Records from a collection of figures
--------

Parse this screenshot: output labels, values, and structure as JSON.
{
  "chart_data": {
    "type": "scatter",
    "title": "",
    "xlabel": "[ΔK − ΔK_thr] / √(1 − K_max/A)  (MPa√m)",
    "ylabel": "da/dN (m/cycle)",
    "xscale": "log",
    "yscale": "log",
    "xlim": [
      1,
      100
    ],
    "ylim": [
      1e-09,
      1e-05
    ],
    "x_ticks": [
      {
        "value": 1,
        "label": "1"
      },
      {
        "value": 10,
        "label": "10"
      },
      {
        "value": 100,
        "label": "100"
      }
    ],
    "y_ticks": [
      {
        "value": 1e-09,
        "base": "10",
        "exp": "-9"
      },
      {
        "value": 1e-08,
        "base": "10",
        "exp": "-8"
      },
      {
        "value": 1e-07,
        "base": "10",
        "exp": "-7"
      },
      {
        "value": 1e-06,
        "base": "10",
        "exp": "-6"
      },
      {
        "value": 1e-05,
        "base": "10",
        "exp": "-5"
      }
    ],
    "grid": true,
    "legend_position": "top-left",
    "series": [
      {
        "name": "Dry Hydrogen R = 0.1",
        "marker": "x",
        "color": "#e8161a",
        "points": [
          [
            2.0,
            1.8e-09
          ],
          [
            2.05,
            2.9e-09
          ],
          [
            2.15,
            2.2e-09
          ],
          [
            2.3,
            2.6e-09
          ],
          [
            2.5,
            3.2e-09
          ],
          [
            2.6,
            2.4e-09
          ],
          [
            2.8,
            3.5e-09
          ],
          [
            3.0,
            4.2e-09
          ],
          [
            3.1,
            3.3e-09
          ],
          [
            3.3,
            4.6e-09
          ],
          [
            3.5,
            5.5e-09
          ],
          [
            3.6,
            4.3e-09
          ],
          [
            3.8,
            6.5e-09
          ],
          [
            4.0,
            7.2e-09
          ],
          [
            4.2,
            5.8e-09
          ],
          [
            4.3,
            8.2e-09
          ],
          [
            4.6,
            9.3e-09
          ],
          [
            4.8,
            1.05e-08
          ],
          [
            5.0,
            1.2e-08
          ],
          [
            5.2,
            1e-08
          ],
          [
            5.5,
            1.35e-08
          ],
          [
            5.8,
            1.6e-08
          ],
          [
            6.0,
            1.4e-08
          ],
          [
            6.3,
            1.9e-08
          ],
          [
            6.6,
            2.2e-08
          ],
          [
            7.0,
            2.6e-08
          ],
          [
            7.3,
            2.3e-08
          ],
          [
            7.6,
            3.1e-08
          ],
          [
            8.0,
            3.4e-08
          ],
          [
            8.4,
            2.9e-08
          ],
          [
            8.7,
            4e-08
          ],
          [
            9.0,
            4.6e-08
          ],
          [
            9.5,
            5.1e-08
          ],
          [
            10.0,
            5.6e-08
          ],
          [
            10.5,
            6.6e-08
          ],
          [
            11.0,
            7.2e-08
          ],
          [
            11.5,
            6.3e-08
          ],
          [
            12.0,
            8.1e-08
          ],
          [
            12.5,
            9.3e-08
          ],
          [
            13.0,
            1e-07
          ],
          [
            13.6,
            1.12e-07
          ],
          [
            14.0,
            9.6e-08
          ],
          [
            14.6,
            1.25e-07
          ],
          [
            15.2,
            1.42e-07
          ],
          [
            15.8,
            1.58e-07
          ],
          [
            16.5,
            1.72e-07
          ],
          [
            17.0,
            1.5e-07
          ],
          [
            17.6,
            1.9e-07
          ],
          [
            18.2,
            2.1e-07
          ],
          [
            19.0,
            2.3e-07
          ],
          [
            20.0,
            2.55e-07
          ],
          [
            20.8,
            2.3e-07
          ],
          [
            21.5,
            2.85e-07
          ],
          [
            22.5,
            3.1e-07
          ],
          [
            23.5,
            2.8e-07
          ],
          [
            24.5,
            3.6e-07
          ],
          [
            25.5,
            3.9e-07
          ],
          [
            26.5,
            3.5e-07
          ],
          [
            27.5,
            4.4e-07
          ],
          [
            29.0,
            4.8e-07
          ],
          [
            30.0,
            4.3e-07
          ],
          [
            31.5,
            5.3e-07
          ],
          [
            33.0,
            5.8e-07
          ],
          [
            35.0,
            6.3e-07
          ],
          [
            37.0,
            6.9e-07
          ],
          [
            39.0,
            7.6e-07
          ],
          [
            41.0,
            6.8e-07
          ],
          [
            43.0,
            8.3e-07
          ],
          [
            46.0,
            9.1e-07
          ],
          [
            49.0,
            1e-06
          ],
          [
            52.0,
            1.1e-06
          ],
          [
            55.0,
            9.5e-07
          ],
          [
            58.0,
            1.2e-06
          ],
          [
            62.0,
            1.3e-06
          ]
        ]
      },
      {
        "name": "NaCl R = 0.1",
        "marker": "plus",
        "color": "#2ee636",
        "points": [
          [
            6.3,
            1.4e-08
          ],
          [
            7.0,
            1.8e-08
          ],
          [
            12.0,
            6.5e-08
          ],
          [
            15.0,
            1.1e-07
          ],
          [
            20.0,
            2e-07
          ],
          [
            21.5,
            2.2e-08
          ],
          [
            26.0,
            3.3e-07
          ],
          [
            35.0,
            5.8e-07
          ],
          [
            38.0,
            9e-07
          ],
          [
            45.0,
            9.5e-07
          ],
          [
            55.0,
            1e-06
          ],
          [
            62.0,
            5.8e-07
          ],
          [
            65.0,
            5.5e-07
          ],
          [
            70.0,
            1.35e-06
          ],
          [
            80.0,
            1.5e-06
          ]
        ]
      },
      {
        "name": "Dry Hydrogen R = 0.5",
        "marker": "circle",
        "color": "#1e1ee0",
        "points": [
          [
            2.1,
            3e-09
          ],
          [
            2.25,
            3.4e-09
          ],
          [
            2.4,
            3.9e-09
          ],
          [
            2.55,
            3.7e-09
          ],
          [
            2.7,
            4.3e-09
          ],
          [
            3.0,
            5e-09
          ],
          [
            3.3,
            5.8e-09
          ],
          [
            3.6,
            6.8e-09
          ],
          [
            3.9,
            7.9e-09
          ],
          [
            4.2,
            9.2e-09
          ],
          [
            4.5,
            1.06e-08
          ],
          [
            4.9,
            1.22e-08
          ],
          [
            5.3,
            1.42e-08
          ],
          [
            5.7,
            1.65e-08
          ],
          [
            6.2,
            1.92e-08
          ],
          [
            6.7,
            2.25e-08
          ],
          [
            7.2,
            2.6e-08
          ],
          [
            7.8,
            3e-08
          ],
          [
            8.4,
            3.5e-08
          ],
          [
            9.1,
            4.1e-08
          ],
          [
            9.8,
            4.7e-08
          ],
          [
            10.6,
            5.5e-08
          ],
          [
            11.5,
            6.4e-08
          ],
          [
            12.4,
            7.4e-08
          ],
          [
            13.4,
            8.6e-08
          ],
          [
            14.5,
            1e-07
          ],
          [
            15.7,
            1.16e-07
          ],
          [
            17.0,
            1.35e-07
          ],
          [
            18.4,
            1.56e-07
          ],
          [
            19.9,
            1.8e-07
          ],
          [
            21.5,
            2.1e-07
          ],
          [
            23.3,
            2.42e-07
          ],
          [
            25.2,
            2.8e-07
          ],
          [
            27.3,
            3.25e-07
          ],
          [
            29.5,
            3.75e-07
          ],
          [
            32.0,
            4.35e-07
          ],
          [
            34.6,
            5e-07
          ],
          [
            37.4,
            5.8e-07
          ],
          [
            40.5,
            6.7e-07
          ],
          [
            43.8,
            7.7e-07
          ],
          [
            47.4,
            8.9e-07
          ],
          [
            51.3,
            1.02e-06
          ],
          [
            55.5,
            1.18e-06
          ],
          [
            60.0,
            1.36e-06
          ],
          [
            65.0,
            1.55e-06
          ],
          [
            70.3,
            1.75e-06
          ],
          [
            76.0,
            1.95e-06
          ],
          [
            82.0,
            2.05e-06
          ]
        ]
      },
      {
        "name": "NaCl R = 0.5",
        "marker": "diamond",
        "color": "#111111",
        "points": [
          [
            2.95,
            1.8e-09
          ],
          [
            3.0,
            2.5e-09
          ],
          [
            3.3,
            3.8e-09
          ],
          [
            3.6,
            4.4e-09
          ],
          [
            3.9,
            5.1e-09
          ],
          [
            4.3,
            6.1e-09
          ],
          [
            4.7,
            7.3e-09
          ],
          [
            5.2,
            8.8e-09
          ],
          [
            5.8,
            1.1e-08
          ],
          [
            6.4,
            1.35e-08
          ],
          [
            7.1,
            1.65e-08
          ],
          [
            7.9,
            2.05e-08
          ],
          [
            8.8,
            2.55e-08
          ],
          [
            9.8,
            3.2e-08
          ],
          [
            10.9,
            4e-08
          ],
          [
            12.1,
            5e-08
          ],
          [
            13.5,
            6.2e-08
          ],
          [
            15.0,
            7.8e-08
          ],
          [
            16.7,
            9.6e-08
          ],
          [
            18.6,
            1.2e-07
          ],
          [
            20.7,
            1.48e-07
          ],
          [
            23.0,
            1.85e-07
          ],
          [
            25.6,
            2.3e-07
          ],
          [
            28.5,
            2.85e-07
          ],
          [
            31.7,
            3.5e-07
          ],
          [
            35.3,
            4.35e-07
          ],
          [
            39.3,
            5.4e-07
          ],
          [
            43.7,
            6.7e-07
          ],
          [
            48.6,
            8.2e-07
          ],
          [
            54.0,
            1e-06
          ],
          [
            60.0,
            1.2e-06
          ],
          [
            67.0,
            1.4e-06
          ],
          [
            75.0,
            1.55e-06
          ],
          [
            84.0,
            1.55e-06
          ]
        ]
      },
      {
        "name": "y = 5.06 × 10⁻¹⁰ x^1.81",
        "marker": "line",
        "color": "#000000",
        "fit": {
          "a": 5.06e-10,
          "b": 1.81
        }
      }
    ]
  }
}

--------

● PROBLEM
Using the records above, pull out each line where the word "name" occurs.

● REPLY TO THE TASK
        "name": "Dry Hydrogen R = 0.1",
        "name": "NaCl R = 0.1",
        "name": "Dry Hydrogen R = 0.5",
        "name": "NaCl R = 0.5",
        "name": "y = 5.06 × 10⁻¹⁰ x^1.81",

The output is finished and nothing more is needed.